■ WORK TO BE COMPLETED:
Write out the whole listing, matching it exactly.

■ EXTRACTED DATA:
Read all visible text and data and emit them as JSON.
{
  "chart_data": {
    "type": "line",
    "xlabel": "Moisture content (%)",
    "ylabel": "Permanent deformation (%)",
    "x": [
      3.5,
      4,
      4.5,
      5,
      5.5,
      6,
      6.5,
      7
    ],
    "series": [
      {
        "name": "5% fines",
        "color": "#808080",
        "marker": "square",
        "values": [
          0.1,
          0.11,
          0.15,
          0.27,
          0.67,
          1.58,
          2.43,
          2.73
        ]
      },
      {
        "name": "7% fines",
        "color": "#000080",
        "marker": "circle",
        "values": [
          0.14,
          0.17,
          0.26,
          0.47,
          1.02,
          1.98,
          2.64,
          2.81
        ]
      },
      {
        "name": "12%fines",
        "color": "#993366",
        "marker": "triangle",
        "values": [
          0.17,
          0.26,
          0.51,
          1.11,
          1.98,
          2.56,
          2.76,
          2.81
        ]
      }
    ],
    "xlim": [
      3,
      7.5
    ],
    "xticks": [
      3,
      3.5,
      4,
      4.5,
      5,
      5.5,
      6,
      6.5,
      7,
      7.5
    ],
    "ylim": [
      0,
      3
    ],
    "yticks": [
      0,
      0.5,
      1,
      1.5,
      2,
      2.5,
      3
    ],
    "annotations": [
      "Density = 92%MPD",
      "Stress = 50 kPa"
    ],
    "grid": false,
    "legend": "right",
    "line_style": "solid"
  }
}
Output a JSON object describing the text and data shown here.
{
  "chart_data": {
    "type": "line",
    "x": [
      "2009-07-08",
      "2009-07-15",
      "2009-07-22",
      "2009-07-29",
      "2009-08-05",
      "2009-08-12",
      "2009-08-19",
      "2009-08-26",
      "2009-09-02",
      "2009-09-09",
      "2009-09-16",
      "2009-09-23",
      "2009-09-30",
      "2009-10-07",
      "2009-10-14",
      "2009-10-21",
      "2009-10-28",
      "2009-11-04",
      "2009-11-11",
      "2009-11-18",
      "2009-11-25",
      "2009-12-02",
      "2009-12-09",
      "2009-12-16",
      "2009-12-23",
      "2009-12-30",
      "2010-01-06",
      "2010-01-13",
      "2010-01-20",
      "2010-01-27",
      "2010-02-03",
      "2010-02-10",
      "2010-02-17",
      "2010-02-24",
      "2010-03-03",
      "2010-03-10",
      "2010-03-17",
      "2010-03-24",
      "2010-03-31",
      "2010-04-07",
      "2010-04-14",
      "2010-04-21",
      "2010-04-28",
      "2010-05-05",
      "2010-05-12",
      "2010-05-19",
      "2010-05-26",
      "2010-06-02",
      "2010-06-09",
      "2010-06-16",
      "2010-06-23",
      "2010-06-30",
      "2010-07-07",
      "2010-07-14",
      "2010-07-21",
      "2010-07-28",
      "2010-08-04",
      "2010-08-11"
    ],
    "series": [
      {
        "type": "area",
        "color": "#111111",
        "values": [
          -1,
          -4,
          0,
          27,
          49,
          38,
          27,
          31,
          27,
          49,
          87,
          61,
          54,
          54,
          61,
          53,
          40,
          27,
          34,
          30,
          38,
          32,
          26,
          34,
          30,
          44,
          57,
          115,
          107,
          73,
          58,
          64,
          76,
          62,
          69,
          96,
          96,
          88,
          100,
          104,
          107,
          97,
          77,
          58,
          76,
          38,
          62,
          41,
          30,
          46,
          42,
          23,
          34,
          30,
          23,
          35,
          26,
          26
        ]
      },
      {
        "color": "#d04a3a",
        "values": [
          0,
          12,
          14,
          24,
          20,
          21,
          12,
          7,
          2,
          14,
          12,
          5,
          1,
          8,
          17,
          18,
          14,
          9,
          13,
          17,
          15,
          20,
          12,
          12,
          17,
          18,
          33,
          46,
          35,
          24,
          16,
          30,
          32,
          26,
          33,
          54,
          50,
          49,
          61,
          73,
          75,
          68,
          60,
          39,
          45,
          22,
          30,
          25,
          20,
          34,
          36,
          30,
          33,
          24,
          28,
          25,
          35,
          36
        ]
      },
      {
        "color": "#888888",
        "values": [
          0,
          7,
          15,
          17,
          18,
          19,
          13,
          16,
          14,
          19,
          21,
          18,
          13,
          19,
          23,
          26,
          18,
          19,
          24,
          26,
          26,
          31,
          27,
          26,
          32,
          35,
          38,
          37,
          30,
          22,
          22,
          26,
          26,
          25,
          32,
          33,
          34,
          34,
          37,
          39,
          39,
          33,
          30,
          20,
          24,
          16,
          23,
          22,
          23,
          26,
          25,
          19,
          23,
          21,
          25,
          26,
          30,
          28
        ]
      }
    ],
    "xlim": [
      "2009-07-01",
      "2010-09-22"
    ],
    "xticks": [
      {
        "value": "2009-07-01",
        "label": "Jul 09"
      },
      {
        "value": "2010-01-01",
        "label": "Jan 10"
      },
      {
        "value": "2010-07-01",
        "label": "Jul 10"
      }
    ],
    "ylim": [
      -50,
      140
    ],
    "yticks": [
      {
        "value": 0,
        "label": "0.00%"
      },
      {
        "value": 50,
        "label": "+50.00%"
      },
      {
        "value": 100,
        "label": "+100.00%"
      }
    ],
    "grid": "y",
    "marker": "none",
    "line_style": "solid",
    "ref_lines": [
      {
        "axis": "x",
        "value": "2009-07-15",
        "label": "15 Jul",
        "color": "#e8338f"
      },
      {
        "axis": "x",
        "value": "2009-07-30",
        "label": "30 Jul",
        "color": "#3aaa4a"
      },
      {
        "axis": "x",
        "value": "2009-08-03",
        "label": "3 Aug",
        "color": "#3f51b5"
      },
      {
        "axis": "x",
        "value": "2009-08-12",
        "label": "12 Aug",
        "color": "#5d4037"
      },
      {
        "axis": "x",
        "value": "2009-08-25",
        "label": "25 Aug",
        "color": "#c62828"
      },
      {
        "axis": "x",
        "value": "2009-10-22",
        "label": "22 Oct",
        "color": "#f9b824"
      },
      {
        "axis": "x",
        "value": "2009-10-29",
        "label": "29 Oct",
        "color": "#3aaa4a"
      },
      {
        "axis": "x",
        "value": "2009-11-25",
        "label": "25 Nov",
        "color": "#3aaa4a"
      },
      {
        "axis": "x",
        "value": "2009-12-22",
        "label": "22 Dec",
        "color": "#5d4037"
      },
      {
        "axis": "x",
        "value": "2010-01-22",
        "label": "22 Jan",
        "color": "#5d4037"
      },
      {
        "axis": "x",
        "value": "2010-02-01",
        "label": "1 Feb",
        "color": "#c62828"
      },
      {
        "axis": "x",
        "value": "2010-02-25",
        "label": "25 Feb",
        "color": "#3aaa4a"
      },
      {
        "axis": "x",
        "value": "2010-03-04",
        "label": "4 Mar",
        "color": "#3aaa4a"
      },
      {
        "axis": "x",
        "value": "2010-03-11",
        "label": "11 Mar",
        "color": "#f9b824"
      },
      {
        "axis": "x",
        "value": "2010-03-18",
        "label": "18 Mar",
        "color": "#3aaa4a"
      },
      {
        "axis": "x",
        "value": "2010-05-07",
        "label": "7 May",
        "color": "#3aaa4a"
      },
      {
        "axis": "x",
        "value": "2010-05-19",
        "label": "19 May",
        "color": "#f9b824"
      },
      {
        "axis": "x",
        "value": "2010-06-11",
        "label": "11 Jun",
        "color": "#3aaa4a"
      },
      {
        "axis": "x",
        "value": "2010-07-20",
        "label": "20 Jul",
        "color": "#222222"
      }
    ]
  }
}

■ FULL SOLUTION:
Read all visible text and data and emit them as JSON.
{
  "chart_data": {
    "type": "line",
    "xlabel": "Moisture content (%)",
    "ylabel": "Permanent deformation (%)",
    "x": [
      3.5,
      4,
      4.5,
      5,
      5.5,
      6,
      6.5,
      7
    ],
    "series": [
      {
        "name": "5% fines",
        "color": "#808080",
        "marker": "square",
        "values": [
          0.1,
          0.11,
          0.15,
          0.27,
          0.67,
          1.58,
          2.43,
          2.73
        ]
      },
      {
        "name": "7% fines",
        "color": "#000080",
        "marker": "circle",
        "values": [
          0.14,
          0.17,
          0.26,
          0.47,
          1.02,
          1.98,
          2.64,
          2.81
        ]
      },
      {
        "name": "12%fines",
        "color": "#993366",
        "marker": "triangle",
        "values": [
          0.17,
          0.26,
          0.51,
          1.11,
          1.98,
          2.56,
          2.76,
          2.81
        ]
      }
    ],
    "xlim": [
      3,
      7.5
    ],
    "xticks": [
      3,
      3.5,
      4,
      4.5,
      5,
      5.5,
      6,
      6.5,
      7,
      7.5
    ],
    "ylim": [
      0,
      3
    ],
    "yticks": [
      0,
      0.5,
      1,
      1.5,
      2,
      2.5,
      3
    ],
    "annotations": [
      "Density = 92%MPD",
      "Stress = 50 kPa"
    ],
    "grid": false,
    "legend": "right",
    "line_style": "solid"
  }
}
Output a JSON object describing the text and data shown here.
{
  "chart_data": {
    "type": "line",
    "x": [
      "2009-07-08",
      "2009-07-15",
      "2009-07-22",
      "2009-07-29",
      "2009-08-05",
      "2009-08-12",
      "2009-08-19",
      "2009-08-26",
      "2009-09-02",
      "2009-09-09",
      "2009-09-16",
      "2009-09-23",
      "2009-09-30",
      "2009-10-07",
      "2009-10-14",
      "2009-10-21",
      "2009-10-28",
      "2009-11-04",
      "2009-11-11",
      "2009-11-18",
      "2009-11-25",
      "2009-12-02",
      "2009-12-09",
      "2009-12-16",
      "2009-12-23",
      "2009-12-30",
      "2010-01-06",
      "2010-01-13",
      "2010-01-20",
      "2010-01-27",
      "2010-02-03",
      "2010-02-10",
      "2010-02-17",
      "2010-02-24",
      "2010-03-03",
      "2010-03-10",
      "2010-03-17",
      "2010-03-24",
      "2010-03-31",
      "2010-04-07",
      "2010-04-14",
      "2010-04-21",
      "2010-04-28",
      "2010-05-05",
      "2010-05-12",
      "2010-05-19",
      "2010-05-26",
      "2010-06-02",
      "2010-06-09",
      "2010-06-16",
      "2010-06-23",
      "2010-06-30",
      "2010-07-07",
      "2010-07-14",
      "2010-07-21",
      "2010-07-28",
      "2010-08-04",
      "2010-08-11"
    ],
    "series": [
      {
        "type": "area",
        "color": "#111111",
        "values": [
          -1,
          -4,
          0,
          27,
          49,
          38,
          27,
          31,
          27,
          49,
          87,
          61,
          54,
          54,
          61,
          53,
          40,
          27,
          34,
          30,
          38,
          32,
          26,
          34,
          30,
          44,
          57,
          115,
          107,
          73,
          58,
          64,
          76,
          62,
          69,
          96,
          96,
          88,
          100,
          104,
          107,
          97,
          77,
          58,
          76,
          38,
          62,
          41,
          30,
          46,
          42,
          23,
          34,
          30,
          23,
          35,
          26,
          26
        ]
      },
      {
        "color": "#d04a3a",
        "values": [
          0,
          12,
          14,
          24,
          20,
          21,
          12,
          7,
          2,
          14,
          12,
          5,
          1,
          8,
          17,
          18,
          14,
          9,
          13,
          17,
          15,
          20,
          12,
          12,
          17,
          18,
          33,
          46,
          35,
          24,
          16,
          30,
          32,
          26,
          33,
          54,
          50,
          49,
          61,
          73,
          75,
          68,
          60,
          39,
          45,
          22,
          30,
          25,
          20,
          34,
          36,
          30,
          33,
          24,
          28,
          25,
          35,
          36
        ]
      },
      {
        "color": "#888888",
        "values": [
          0,
          7,
          15,
          17,
          18,
          19,
          13,
          16,
          14,
          19,
          21,
          18,
          13,
          19,
          23,
          26,
          18,
          19,
          24,
          26,
          26,
          31,
          27,
          26,
          32,
          35,
          38,
          37,
          30,
          22,
          22,
          26,
          26,
          25,
          32,
          33,
          34,
          34,
          37,
          39,
          39,
          33,
          30,
          20,
          24,
          16,
          23,
          22,
          23,
          26,
          25,
          19,
          23,
          21,
          25,
          26,
          30,
          28
        ]
      }
    ],
    "xlim": [
      "2009-07-01",
      "2010-09-22"
    ],
    "xticks": [
      {
        "value": "2009-07-01",
        "label": "Jul 09"
      },
      {
        "value": "2010-01-01",
        "label": "Jan 10"
      },
      {
        "value": "2010-07-01",
        "label": "Jul 10"
      }
    ],
    "ylim": [
      -50,
      140
    ],
    "yticks": [
      {
        "value": 0,
        "label": "0.00%"
      },
      {
        "value": 50,
        "label": "+50.00%"
      },
      {
        "value": 100,
        "label": "+100.00%"
      }
    ],
    "grid": "y",
    "marker": "none",
    "line_style": "solid",
    "ref_lines": [
      {
        "axis": "x",
        "value": "2009-07-15",
        "label": "15 Jul",
        "color": "#e8338f"
      },
      {
        "axis": "x",
        "value": "2009-07-30",
        "label": "30 Jul",
        "color": "#3aaa4a"
      },
      {
        "axis": "x",
        "value": "2009-08-03",
        "label": "3 Aug",
        "color": "#3f51b5"
      },
      {
        "axis": "x",
        "value": "2009-08-12",
        "label": "12 Aug",
        "color": "#5d4037"
      },
      {
        "axis": "x",
        "value": "2009-08-25",
        "label": "25 Aug",
        "color": "#c62828"
      },
      {
        "axis": "x",
        "value": "2009-10-22",
        "label": "22 Oct",
        "color": "#f9b824"
      },
      {
        "axis": "x",
        "value": "2009-10-29",
        "label": "29 Oct",
        "color": "#3aaa4a"
      },
      {
        "axis": "x",
        "value": "2009-11-25",
        "label": "25 Nov",
        "color": "#3aaa4a"
      },
      {
        "axis": "x",
        "value": "2009-12-22",
        "label": "22 Dec",
        "color": "#5d4037"
      },
      {
        "axis": "x",
        "value": "2010-01-22",
        "label": "22 Jan",
        "color": "#5d4037"
      },
      {
        "axis": "x",
        "value": "2010-02-01",
        "label": "1 Feb",
        "color": "#c62828"
      },
      {
        "axis": "x",
        "value": "2010-02-25",
        "label": "25 Feb",
        "color": "#3aaa4a"
      },
      {
        "axis": "x",
        "value": "2010-03-04",
        "label": "4 Mar",
        "color": "#3aaa4a"
      },
      {
        "axis": "x",
        "value": "2010-03-11",
        "label": "11 Mar",
        "color": "#f9b824"
      },
      {
        "axis": "x",
        "value": "2010-03-18",
        "label": "18 Mar",
        "color": "#3aaa4a"
      },
      {
        "axis": "x",
        "value": "2010-05-07",
        "label": "7 May",
        "color": "#3aaa4a"
      },
      {
        "axis": "x",
        "value": "2010-05-19",
        "label": "19 May",
        "color": "#f9b824"
      },
      {
        "axis": "x",
        "value": "2010-06-11",
        "label": "11 Jun",
        "color": "#3aaa4a"
      },
      {
        "axis": "x",
        "value": "2010-07-20",
        "label": "20 Jul",
        "color": "#222222"
      }
    ]
  }
}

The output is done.